• _Exercise prompt_:
Assemble all lines in which the string "Ulrich" appears.

Stored dataset items
## Start

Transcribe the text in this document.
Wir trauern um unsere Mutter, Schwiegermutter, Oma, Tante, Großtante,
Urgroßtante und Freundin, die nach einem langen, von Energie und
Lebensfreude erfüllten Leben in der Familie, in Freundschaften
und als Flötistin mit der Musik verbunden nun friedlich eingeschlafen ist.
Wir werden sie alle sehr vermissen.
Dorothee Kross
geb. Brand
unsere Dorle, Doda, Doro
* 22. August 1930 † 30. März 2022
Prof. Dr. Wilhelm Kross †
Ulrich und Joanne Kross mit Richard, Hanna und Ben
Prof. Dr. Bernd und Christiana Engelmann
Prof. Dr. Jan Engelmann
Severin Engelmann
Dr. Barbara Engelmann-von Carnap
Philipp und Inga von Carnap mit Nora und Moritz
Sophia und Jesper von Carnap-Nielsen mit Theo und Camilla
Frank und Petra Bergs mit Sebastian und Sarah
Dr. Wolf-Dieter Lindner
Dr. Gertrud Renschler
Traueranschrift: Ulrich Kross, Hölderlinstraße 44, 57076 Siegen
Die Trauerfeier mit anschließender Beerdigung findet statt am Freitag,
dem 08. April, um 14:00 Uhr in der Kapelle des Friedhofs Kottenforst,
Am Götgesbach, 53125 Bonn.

## End

• _Completed task_:
Ulrich und Joanne Kross mit Richard, Hanna und Ben
Traueranschrift: Ulrich Kross, Hölderlinstraße 44, 57076 Siegen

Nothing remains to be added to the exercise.